— Start of INFORMATION SHOWN —

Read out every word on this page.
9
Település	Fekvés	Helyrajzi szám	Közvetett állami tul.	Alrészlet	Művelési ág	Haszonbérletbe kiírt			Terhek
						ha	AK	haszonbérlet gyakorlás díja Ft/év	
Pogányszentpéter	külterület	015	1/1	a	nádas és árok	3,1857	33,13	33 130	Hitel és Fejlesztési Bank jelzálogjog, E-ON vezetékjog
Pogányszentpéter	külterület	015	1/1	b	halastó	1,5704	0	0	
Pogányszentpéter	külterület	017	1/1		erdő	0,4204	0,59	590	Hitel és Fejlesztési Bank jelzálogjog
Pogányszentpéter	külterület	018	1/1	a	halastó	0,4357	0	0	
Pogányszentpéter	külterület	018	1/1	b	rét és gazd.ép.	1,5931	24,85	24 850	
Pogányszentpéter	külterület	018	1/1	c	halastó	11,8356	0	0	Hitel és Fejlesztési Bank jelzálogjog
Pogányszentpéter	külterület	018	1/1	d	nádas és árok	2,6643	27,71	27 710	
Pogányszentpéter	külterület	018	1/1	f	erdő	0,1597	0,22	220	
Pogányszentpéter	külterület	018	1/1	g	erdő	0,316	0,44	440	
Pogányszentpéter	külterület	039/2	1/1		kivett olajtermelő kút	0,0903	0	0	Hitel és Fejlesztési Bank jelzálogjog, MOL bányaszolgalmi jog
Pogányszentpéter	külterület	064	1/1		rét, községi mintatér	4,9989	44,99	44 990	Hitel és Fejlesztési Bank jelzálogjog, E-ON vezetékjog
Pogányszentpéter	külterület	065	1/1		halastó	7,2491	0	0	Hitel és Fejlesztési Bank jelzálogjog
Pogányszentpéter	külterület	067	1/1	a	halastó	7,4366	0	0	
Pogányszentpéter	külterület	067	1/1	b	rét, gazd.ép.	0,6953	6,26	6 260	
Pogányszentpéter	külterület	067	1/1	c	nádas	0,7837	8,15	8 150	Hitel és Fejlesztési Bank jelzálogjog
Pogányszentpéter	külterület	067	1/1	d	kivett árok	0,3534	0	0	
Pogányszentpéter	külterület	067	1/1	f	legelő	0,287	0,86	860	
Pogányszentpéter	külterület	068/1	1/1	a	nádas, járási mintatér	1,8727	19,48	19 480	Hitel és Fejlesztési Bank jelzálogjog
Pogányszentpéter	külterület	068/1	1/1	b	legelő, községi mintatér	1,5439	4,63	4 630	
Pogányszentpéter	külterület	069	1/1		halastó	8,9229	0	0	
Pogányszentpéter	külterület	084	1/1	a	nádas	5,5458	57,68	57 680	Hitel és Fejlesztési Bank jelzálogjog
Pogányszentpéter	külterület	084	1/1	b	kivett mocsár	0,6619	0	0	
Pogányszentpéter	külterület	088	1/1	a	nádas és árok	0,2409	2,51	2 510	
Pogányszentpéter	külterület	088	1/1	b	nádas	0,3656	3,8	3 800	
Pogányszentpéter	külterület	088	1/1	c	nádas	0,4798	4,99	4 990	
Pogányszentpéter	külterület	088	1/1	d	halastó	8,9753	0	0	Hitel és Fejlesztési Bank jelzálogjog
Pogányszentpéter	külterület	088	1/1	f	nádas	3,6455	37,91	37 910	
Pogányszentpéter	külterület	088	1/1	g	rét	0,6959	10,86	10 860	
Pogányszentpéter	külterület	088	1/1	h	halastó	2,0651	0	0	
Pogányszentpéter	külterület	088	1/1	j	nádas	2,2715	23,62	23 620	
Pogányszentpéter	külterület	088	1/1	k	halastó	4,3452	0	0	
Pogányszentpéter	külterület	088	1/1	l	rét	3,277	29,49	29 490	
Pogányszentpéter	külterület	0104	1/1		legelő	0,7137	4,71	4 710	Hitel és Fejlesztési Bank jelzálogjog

— End of INFORMATION SHOWN —

## EXERCISE INSTRUCTIONS
Give back the whole listing exactly as it reads.

## CORRECT RESULT
Read out every word on this page.
9
Település	Fekvés	Helyrajzi szám	Közvetett állami tul.	Alrészlet	Művelési ág	Haszonbérletbe kiírt			Terhek
						ha	AK	haszonbérlet gyakorlás díja Ft/év	
Pogányszentpéter	külterület	015	1/1	a	nádas és árok	3,1857	33,13	33 130	Hitel és Fejlesztési Bank jelzálogjog, E-ON vezetékjog
Pogányszentpéter	külterület	015	1/1	b	halastó	1,5704	0	0	
Pogányszentpéter	külterület	017	1/1		erdő	0,4204	0,59	590	Hitel és Fejlesztési Bank jelzálogjog
Pogányszentpéter	külterület	018	1/1	a	halastó	0,4357	0	0	
Pogányszentpéter	külterület	018	1/1	b	rét és gazd.ép.	1,5931	24,85	24 850	
Pogányszentpéter	külterület	018	1/1	c	halastó	11,8356	0	0	Hitel és Fejlesztési Bank jelzálogjog
Pogányszentpéter	külterület	018	1/1	d	nádas és árok	2,6643	27,71	27 710	
Pogányszentpéter	külterület	018	1/1	f	erdő	0,1597	0,22	220	
Pogányszentpéter	külterület	018	1/1	g	erdő	0,316	0,44	440	
Pogányszentpéter	külterület	039/2	1/1		kivett olajtermelő kút	0,0903	0	0	Hitel és Fejlesztési Bank jelzálogjog, MOL bányaszolgalmi jog
Pogányszentpéter	külterület	064	1/1		rét, községi mintatér	4,9989	44,99	44 990	Hitel és Fejlesztési Bank jelzálogjog, E-ON vezetékjog
Pogányszentpéter	külterület	065	1/1		halastó	7,2491	0	0	Hitel és Fejlesztési Bank jelzálogjog
Pogányszentpéter	külterület	067	1/1	a	halastó	7,4366	0	0	
Pogányszentpéter	külterület	067	1/1	b	rét, gazd.ép.	0,6953	6,26	6 260	
Pogányszentpéter	külterület	067	1/1	c	nádas	0,7837	8,15	8 150	Hitel és Fejlesztési Bank jelzálogjog
Pogányszentpéter	külterület	067	1/1	d	kivett árok	0,3534	0	0	
Pogányszentpéter	külterület	067	1/1	f	legelő	0,287	0,86	860	
Pogányszentpéter	külterület	068/1	1/1	a	nádas, járási mintatér	1,8727	19,48	19 480	Hitel és Fejlesztési Bank jelzálogjog
Pogányszentpéter	külterület	068/1	1/1	b	legelő, községi mintatér	1,5439	4,63	4 630	
Pogányszentpéter	külterület	069	1/1		halastó	8,9229	0	0	
Pogányszentpéter	külterület	084	1/1	a	nádas	5,5458	57,68	57 680	Hitel és Fejlesztési Bank jelzálogjog
Pogányszentpéter	külterület	084	1/1	b	kivett mocsár	0,6619	0	0	
Pogányszentpéter	külterület	088	1/1	a	nádas és árok	0,2409	2,51	2 510	
Pogányszentpéter	külterület	088	1/1	b	nádas	0,3656	3,8	3 800	
Pogányszentpéter	külterület	088	1/1	c	nádas	0,4798	4,99	4 990	
Pogányszentpéter	külterület	088	1/1	d	halastó	8,9753	0	0	Hitel és Fejlesztési Bank jelzálogjog
Pogányszentpéter	külterület	088	1/1	f	nádas	3,6455	37,91	37 910	
Pogányszentpéter	külterület	088	1/1	g	rét	0,6959	10,86	10 860	
Pogányszentpéter	külterület	088	1/1	h	halastó	2,0651	0	0	
Pogányszentpéter	külterület	088	1/1	j	nádas	2,2715	23,62	23 620	
Pogányszentpéter	külterület	088	1/1	k	halastó	4,3452	0	0	
Pogányszentpéter	külterület	088	1/1	l	rét	3,277	29,49	29 490	
Pogányszentpéter	külterület	0104	1/1		legelő	0,7137	4,71	4 710	Hitel és Fejlesztési Bank jelzálogjog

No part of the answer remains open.